* **WRITTEN INSTRUCTION**: Give the data below again, word for word.
================================
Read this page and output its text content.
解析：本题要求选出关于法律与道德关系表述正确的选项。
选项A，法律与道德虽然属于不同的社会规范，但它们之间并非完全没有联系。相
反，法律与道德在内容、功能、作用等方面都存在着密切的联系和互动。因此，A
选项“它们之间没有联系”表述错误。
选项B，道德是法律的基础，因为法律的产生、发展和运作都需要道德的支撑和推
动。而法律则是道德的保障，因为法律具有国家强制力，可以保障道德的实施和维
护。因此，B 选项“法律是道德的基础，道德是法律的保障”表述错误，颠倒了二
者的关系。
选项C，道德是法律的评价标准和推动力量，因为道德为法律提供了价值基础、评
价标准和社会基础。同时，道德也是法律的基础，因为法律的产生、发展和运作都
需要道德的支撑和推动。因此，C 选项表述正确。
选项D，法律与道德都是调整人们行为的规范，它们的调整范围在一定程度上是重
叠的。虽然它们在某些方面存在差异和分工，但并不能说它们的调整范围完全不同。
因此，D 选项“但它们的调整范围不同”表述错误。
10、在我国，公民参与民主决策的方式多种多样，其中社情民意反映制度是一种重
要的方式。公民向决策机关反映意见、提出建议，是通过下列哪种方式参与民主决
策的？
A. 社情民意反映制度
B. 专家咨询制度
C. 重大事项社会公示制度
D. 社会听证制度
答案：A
================================
* **COMPLETE RESPONSE**:
Read this page and output its text content.
解析：本题要求选出关于法律与道德关系表述正确的选项。
选项A，法律与道德虽然属于不同的社会规范，但它们之间并非完全没有联系。相
反，法律与道德在内容、功能、作用等方面都存在着密切的联系和互动。因此，A
选项“它们之间没有联系”表述错误。
选项B，道德是法律的基础，因为法律的产生、发展和运作都需要道德的支撑和推
动。而法律则是道德的保障，因为法律具有国家强制力，可以保障道德的实施和维
护。因此，B 选项“法律是道德的基础，道德是法律的保障”表述错误，颠倒了二
者的关系。
选项C，道德是法律的评价标准和推动力量，因为道德为法律提供了价值基础、评
价标准和社会基础。同时，道德也是法律的基础，因为法律的产生、发展和运作都
需要道德的支撑和推动。因此，C 选项表述正确。
选项D，法律与道德都是调整人们行为的规范，它们的调整范围在一定程度上是重
叠的。虽然它们在某些方面存在差异和分工，但并不能说它们的调整范围完全不同。
因此，D 选项“但它们的调整范围不同”表述错误。
10、在我国，公民参与民主决策的方式多种多样，其中社情民意反映制度是一种重
要的方式。公民向决策机关反映意见、提出建议，是通过下列哪种方式参与民主决
策的？
A. 社情民意反映制度
B. 专家咨询制度
C. 重大事项社会公示制度
D. 社会听证制度
答案：A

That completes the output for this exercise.